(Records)
★ ★ ★

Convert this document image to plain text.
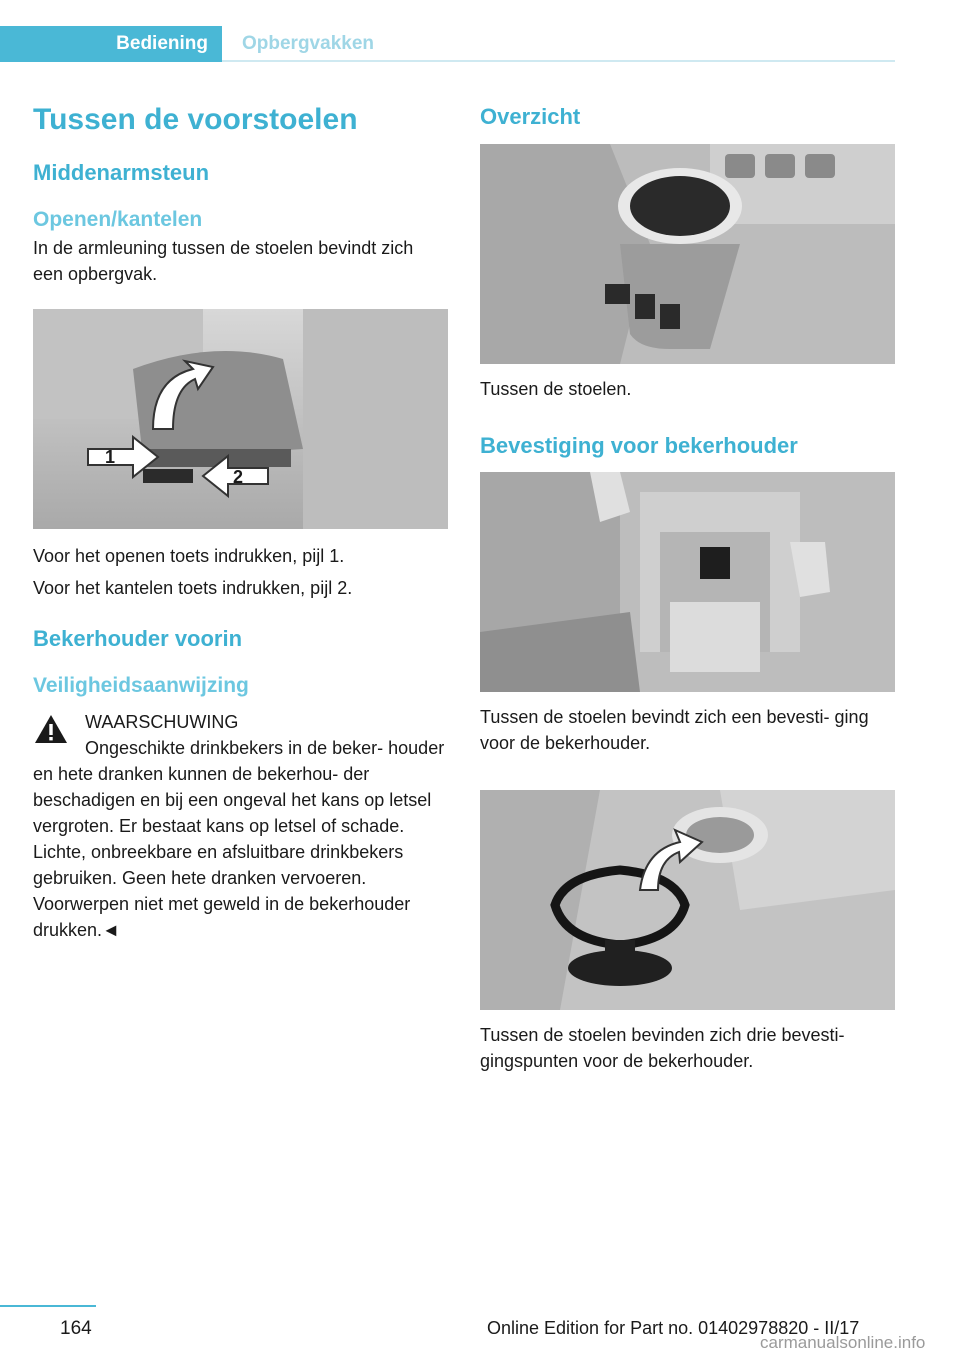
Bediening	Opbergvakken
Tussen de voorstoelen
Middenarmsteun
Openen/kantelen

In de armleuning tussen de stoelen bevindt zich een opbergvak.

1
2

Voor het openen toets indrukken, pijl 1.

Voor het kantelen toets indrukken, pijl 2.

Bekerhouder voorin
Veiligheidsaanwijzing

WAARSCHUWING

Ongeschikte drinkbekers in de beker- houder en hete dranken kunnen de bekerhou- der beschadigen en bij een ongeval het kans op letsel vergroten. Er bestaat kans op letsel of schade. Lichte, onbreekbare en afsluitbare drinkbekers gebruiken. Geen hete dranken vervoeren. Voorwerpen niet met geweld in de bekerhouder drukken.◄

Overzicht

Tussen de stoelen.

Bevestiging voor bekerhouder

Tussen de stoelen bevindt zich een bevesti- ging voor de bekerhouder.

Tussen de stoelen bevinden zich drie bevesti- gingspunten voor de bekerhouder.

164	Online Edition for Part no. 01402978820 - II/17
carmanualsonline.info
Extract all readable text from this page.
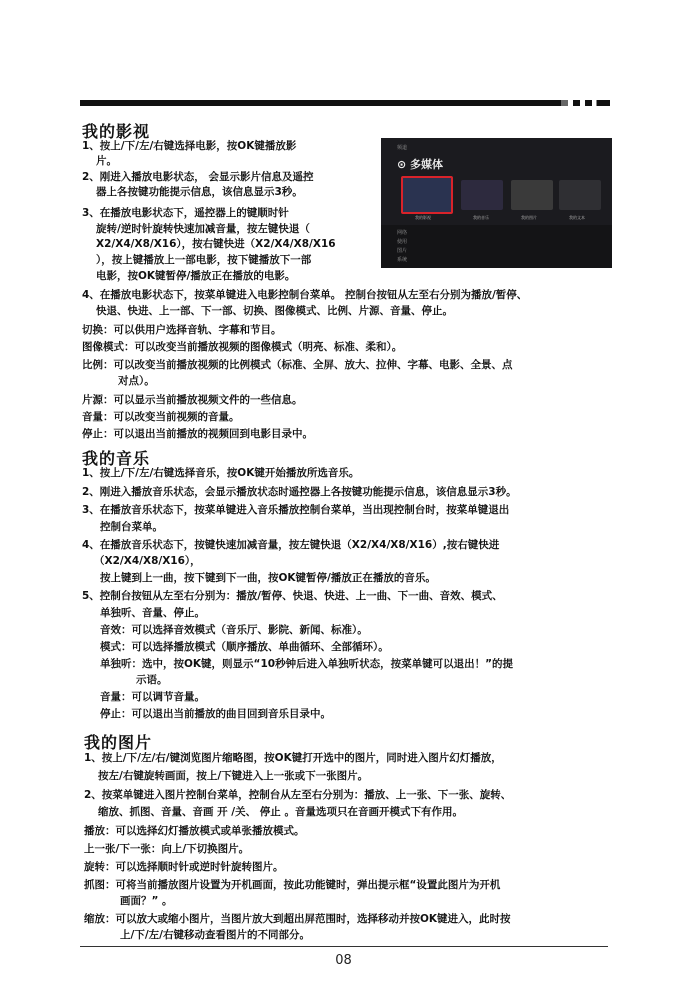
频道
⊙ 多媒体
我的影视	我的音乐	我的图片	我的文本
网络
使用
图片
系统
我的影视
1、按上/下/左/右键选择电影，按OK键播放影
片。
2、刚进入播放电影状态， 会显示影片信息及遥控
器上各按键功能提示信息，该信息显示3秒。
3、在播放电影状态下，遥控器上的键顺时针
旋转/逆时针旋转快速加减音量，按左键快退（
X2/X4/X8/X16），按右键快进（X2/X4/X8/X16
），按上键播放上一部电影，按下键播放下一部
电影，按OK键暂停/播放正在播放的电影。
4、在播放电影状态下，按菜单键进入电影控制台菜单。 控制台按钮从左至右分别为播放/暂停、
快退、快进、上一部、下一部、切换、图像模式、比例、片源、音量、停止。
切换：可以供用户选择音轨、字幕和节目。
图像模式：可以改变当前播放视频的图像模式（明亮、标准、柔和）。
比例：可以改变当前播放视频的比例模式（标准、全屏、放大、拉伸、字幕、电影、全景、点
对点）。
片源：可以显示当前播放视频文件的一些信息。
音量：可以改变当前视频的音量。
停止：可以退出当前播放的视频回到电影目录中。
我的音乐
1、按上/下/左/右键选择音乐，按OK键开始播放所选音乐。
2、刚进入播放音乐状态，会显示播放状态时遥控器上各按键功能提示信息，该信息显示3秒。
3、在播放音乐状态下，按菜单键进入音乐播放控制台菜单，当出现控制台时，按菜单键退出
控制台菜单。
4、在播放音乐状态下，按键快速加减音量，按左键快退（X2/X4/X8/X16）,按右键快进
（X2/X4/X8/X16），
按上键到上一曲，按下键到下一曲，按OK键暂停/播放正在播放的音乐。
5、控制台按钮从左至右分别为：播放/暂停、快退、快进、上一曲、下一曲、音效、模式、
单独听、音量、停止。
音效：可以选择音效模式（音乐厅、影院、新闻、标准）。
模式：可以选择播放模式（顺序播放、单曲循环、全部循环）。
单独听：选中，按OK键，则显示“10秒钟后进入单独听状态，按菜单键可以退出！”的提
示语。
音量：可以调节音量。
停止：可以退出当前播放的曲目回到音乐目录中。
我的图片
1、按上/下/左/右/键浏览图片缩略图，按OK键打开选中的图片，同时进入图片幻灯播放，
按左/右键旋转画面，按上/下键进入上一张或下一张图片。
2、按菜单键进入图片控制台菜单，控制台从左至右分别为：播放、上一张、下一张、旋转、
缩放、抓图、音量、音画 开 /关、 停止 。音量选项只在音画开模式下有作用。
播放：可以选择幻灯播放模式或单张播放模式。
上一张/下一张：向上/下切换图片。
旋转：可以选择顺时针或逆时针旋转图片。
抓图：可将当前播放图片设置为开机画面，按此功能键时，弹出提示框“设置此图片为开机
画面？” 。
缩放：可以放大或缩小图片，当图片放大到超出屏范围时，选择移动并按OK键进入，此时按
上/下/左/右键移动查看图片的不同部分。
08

★ ★ ★

**DESCRIPTION OF THE TASK**
Write out each line of the data that holds the string "在播放电影状态下".

**THE COMPLETED TASK**
3、在播放电影状态下，遥控器上的键顺时针
4、在播放电影状态下，按菜单键进入电影控制台菜单。 控制台按钮从左至右分别为播放/暂停、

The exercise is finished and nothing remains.